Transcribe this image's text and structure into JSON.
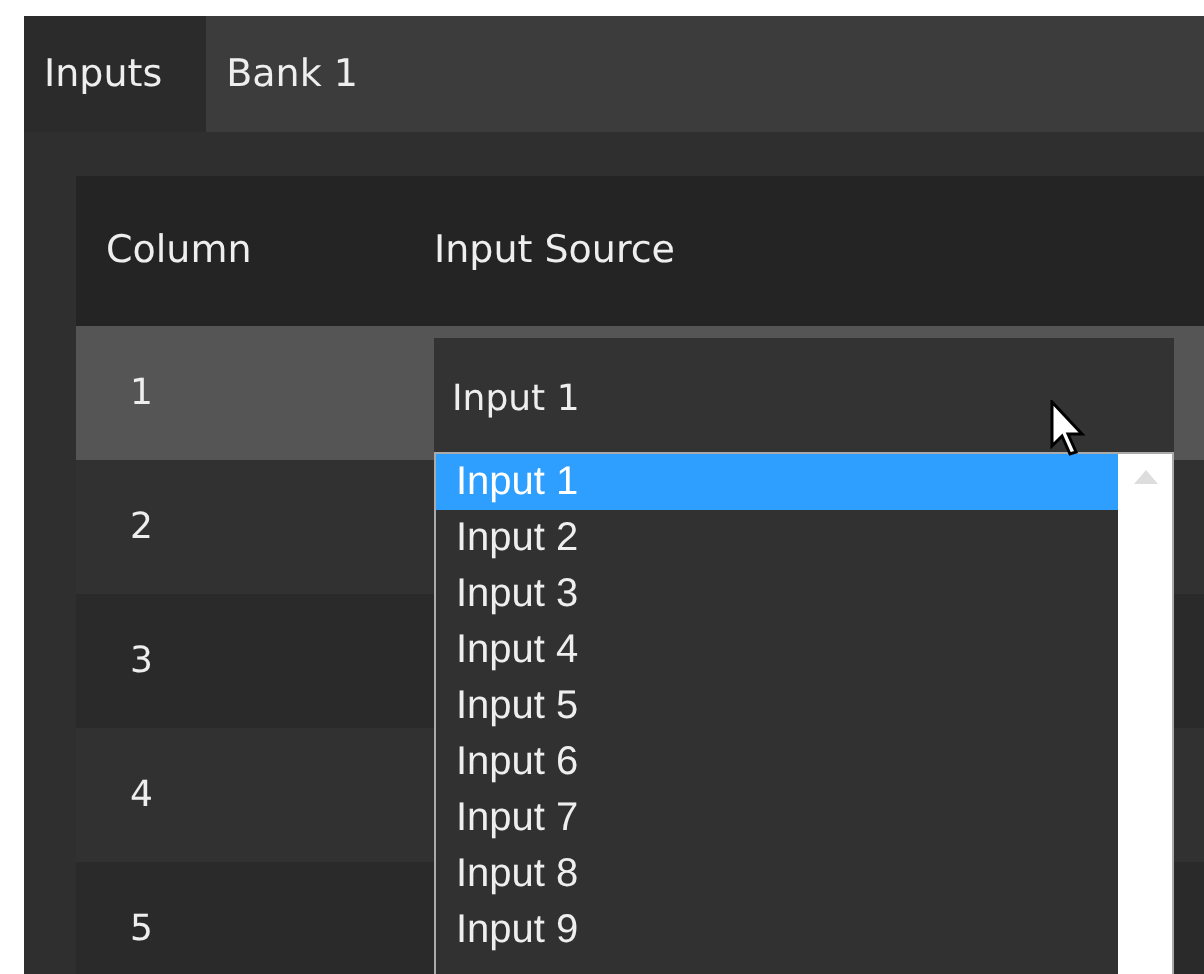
---
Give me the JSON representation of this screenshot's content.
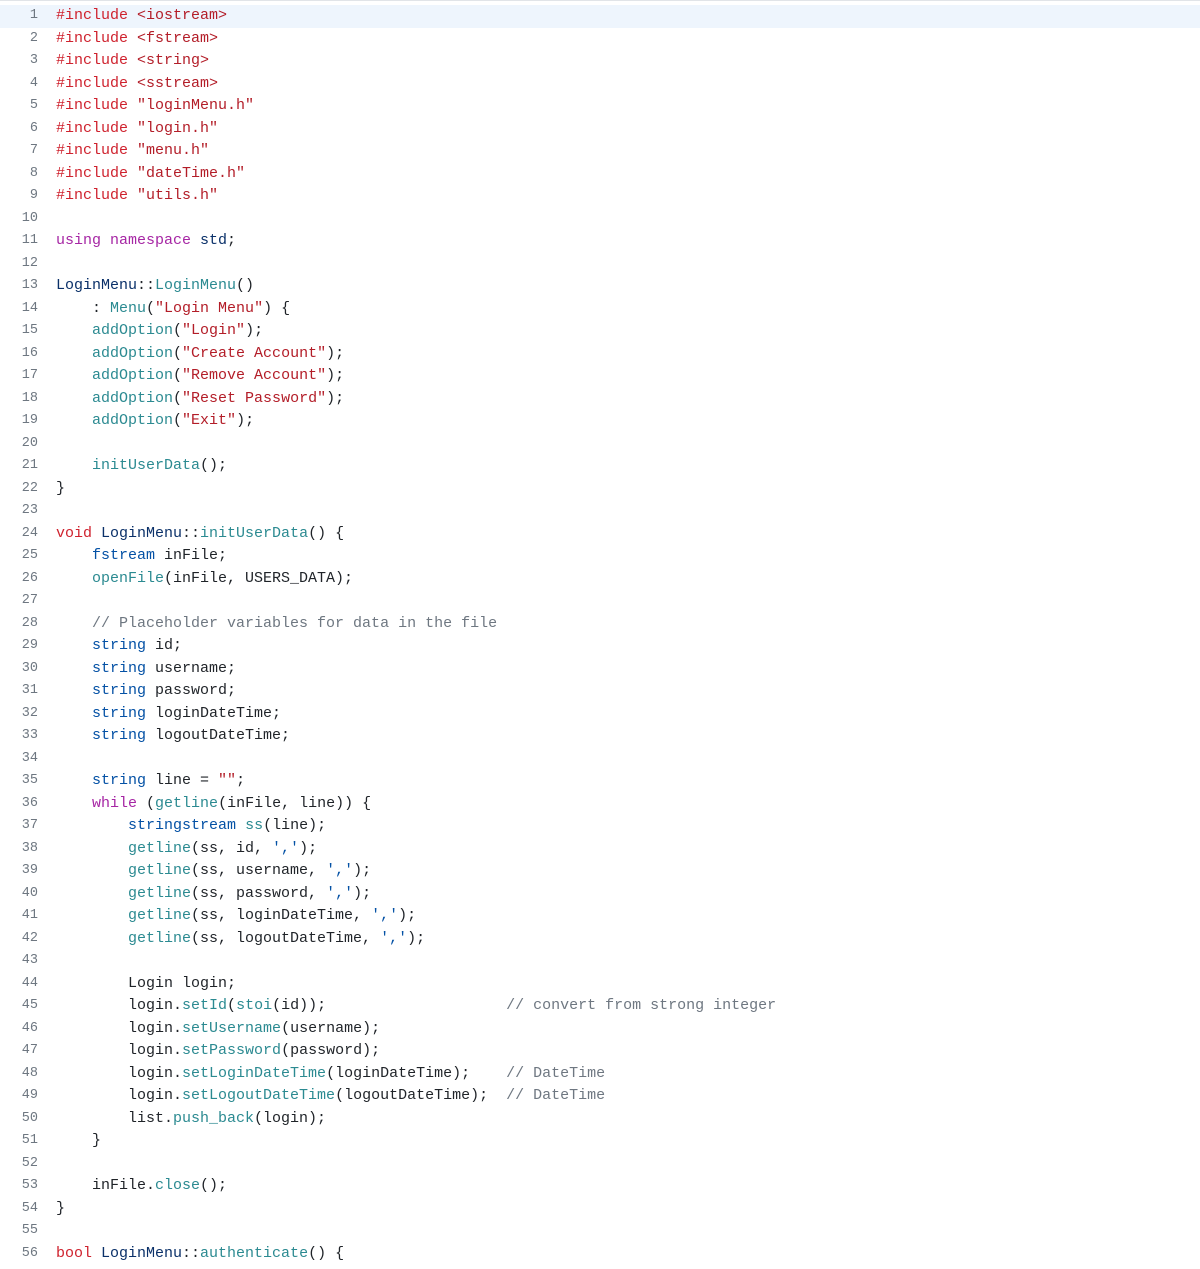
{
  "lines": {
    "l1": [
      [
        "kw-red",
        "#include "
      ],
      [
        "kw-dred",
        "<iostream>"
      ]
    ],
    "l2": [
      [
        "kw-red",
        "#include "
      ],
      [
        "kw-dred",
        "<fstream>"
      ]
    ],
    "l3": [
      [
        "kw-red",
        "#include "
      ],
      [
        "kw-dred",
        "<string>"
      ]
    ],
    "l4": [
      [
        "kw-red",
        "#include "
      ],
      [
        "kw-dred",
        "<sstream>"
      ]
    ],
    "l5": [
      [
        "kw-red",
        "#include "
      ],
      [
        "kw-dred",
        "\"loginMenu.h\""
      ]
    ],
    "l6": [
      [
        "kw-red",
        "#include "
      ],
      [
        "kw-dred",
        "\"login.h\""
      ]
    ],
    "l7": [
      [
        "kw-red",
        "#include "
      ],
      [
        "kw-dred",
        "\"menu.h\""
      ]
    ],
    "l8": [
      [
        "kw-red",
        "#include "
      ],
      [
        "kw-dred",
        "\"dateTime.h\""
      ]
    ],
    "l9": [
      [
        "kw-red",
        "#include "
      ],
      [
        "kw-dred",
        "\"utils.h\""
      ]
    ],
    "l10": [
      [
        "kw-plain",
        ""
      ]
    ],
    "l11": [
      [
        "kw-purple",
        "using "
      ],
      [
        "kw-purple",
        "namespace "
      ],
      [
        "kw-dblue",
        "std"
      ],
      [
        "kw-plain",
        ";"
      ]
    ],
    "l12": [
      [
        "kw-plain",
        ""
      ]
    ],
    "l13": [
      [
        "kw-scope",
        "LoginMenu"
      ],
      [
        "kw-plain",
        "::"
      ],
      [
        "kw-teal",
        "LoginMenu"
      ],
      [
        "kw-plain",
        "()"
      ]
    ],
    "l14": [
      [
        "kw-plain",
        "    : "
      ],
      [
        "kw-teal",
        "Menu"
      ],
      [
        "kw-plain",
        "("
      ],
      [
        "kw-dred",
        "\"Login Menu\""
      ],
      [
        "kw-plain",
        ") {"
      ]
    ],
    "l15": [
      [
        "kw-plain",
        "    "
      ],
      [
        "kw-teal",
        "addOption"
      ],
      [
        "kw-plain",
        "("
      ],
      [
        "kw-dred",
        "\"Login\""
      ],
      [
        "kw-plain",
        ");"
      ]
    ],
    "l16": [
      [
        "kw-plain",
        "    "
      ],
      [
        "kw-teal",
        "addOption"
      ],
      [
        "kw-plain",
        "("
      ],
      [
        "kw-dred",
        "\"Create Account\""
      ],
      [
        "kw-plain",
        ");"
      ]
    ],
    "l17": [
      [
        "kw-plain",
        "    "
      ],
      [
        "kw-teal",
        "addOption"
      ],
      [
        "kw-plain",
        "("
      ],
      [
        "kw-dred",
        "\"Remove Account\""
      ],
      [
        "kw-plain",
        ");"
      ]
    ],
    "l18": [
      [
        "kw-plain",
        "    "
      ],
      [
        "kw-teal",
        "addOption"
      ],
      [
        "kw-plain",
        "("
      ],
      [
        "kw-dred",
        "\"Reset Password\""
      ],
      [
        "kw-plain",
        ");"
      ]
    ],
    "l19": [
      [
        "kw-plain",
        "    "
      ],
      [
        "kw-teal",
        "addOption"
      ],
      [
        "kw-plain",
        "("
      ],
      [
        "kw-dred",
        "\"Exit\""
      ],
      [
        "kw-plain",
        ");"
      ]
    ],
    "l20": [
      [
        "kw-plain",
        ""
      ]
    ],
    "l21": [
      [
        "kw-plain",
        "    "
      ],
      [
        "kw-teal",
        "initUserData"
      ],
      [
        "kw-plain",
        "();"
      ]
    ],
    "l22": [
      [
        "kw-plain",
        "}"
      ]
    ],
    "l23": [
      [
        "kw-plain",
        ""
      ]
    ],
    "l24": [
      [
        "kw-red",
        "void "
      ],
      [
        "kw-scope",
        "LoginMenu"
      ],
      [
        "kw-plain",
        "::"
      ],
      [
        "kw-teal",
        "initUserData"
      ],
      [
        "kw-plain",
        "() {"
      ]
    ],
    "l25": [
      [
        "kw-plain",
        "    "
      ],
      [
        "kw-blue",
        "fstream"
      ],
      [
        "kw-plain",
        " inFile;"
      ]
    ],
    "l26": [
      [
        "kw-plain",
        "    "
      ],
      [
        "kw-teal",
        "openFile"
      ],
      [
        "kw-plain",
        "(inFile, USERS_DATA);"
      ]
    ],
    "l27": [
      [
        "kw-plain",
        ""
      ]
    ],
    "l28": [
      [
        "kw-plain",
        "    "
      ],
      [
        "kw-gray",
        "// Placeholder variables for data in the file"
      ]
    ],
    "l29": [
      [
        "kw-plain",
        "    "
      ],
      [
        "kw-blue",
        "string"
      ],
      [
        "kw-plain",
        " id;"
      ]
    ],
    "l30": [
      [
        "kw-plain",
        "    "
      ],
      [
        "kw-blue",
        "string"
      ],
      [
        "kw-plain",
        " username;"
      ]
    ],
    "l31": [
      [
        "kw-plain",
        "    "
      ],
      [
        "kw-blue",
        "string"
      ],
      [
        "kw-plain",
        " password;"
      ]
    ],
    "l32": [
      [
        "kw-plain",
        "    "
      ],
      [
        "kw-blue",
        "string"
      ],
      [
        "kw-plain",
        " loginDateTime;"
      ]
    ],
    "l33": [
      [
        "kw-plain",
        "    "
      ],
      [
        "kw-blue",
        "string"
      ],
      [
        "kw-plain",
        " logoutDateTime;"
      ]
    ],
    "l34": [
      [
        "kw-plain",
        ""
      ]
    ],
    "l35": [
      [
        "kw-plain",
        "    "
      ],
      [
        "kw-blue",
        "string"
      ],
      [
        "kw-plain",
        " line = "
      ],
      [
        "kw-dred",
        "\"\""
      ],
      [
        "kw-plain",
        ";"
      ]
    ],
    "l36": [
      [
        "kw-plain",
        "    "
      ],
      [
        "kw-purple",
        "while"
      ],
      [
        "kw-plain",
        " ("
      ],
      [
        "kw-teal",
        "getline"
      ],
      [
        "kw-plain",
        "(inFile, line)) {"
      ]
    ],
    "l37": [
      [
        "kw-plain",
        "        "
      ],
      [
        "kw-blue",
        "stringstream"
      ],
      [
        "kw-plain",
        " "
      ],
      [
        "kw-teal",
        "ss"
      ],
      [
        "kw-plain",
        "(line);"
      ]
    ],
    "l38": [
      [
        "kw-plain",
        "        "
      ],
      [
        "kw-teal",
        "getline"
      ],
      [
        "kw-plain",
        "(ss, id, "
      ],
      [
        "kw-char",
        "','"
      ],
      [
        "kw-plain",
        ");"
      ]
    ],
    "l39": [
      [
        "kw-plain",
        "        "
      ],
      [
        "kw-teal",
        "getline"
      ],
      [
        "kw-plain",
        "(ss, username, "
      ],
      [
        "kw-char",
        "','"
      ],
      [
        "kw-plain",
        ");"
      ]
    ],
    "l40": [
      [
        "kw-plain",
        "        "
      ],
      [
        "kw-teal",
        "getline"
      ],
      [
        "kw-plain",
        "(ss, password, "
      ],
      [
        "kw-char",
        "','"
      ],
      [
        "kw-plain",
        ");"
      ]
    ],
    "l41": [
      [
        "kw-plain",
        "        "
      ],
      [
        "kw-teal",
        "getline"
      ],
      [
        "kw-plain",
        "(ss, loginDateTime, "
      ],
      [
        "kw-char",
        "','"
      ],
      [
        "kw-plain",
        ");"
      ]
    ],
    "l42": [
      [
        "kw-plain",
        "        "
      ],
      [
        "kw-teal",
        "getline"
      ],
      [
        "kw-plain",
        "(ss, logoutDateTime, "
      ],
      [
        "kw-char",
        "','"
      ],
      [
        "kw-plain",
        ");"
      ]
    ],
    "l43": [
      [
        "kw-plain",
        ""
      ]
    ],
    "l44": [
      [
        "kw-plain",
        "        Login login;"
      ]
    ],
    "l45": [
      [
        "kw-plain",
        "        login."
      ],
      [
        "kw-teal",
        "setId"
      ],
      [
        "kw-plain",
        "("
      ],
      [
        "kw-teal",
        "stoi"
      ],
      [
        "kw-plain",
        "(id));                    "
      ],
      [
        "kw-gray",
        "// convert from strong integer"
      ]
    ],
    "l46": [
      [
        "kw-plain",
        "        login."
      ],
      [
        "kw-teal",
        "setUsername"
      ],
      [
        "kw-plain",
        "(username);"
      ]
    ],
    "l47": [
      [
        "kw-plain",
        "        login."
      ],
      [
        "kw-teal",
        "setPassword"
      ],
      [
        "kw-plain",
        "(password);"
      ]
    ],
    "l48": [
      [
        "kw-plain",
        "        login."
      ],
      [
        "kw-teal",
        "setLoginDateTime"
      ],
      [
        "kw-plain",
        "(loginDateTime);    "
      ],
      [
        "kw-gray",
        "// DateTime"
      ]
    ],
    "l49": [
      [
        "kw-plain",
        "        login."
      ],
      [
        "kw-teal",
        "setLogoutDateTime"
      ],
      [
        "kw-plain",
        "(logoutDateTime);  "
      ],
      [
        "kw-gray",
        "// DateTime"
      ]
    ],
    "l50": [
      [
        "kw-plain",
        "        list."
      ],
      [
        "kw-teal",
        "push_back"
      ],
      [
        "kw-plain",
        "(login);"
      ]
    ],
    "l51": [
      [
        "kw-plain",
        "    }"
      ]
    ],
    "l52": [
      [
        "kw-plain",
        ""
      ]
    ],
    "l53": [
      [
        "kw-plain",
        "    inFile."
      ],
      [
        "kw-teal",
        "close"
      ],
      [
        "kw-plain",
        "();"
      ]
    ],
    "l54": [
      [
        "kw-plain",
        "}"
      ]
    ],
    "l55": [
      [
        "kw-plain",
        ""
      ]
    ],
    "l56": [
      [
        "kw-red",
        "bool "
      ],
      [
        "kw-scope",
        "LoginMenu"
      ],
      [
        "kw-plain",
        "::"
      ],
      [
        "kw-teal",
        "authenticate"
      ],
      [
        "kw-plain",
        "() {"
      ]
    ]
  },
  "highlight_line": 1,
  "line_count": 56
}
==
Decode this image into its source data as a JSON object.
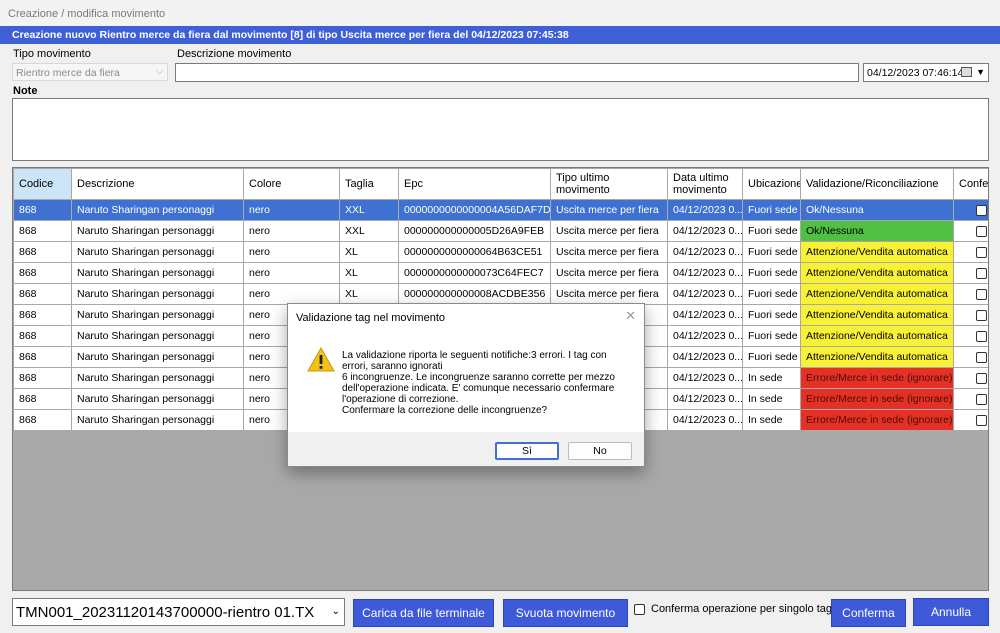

What this task involves >> Copy each line of the data that contains the word "into".

Exercise answer >>
Transcribe this image's text and structure into JSON.
Decode this image into its source data as a JSON object.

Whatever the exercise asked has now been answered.